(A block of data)
↓↓↓
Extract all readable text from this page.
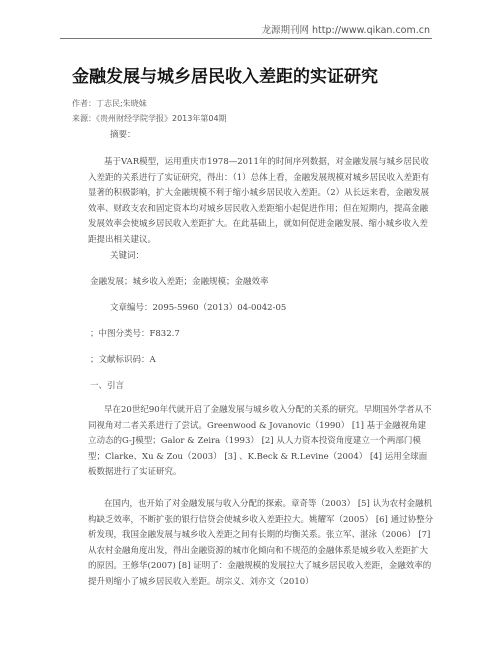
龙源期刊网 http://www.qikan.com.cn
金融发展与城乡居民收入差距的实证研究
作者：丁志民;朱晓妹
来源：《贵州财经学院学报》2013年第04期
摘要：

基于VAR模型，运用重庆市1978—2011年的时间序列数据，对金融发展与城乡居民收入差距的关系进行了实证研究，得出：（1）总体上看，金融发展规模对城乡居民收入差距有显著的积极影响，扩大金融规模不利于缩小城乡居民收入差距。（2）从长远来看，金融发展效率、财政支农和固定资本均对城乡居民收入差距缩小起促进作用；但在短期内，提高金融发展效率会使城乡居民收入差距扩大。在此基础上，就如何促进金融发展、缩小城乡收入差距提出相关建议。

关键词：
金融发展；城乡收入差距；金融规模；金融效率
文章编号：2095-5960（2013）04-0042-05
；中图分类号：F832.7
；文献标识码：A
一、引言

早在20世纪90年代就开启了金融发展与城乡收入分配的关系的研究。早期国外学者从不同视角对二者关系进行了尝试。Greenwood & Jovanovic（1990） [1] 基于金融视角建立动态的G-J模型；Galor & Zeira（1993） [2] 从人力资本投资角度建立一个两部门模型；Clarke、Xu & Zou（2003） [3] 、K.Beck & R.Levine（2004） [4] 运用全球面板数据进行了实证研究。

在国内，也开始了对金融发展与收入分配的探索。章奇等（2003） [5] 认为农村金融机构缺乏效率，不断扩张的银行信贷会使城乡收入差距拉大。姚耀军（2005） [6] 通过协整分析发现，我国金融发展与城乡收入差距之间有长期的均衡关系。张立军、湛泳（2006） [7] 从农村金融角度出发，得出金融资源的城市化倾向和不规范的金融体系是城乡收入差距扩大的原因。王修华(2007) [8] 证明了：金融规模的发展拉大了城乡居民收入差距，金融效率的提升则缩小了城乡居民收入差距。胡宗义、刘亦文（2010）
↑↑↑
Reproduce the records, all of them, word for word; omit the pictures.

Extract all readable text from this page.
龙源期刊网 http://www.qikan.com.cn
金融发展与城乡居民收入差距的实证研究
作者：丁志民;朱晓妹
来源：《贵州财经学院学报》2013年第04期
摘要：

基于VAR模型，运用重庆市1978—2011年的时间序列数据，对金融发展与城乡居民收入差距的关系进行了实证研究，得出：（1）总体上看，金融发展规模对城乡居民收入差距有显著的积极影响，扩大金融规模不利于缩小城乡居民收入差距。（2）从长远来看，金融发展效率、财政支农和固定资本均对城乡居民收入差距缩小起促进作用；但在短期内，提高金融发展效率会使城乡居民收入差距扩大。在此基础上，就如何促进金融发展、缩小城乡收入差距提出相关建议。

关键词：
金融发展；城乡收入差距；金融规模；金融效率
文章编号：2095-5960（2013）04-0042-05
；中图分类号：F832.7
；文献标识码：A
一、引言

早在20世纪90年代就开启了金融发展与城乡收入分配的关系的研究。早期国外学者从不同视角对二者关系进行了尝试。Greenwood & Jovanovic（1990） [1] 基于金融视角建立动态的G-J模型；Galor & Zeira（1993） [2] 从人力资本投资角度建立一个两部门模型；Clarke、Xu & Zou（2003） [3] 、K.Beck & R.Levine（2004） [4] 运用全球面板数据进行了实证研究。

在国内，也开始了对金融发展与收入分配的探索。章奇等（2003） [5] 认为农村金融机构缺乏效率，不断扩张的银行信贷会使城乡收入差距拉大。姚耀军（2005） [6] 通过协整分析发现，我国金融发展与城乡收入差距之间有长期的均衡关系。张立军、湛泳（2006） [7] 从农村金融角度出发，得出金融资源的城市化倾向和不规范的金融体系是城乡收入差距扩大的原因。王修华(2007) [8] 证明了：金融规模的发展拉大了城乡居民收入差距，金融效率的提升则缩小了城乡居民收入差距。胡宗义、刘亦文（2010）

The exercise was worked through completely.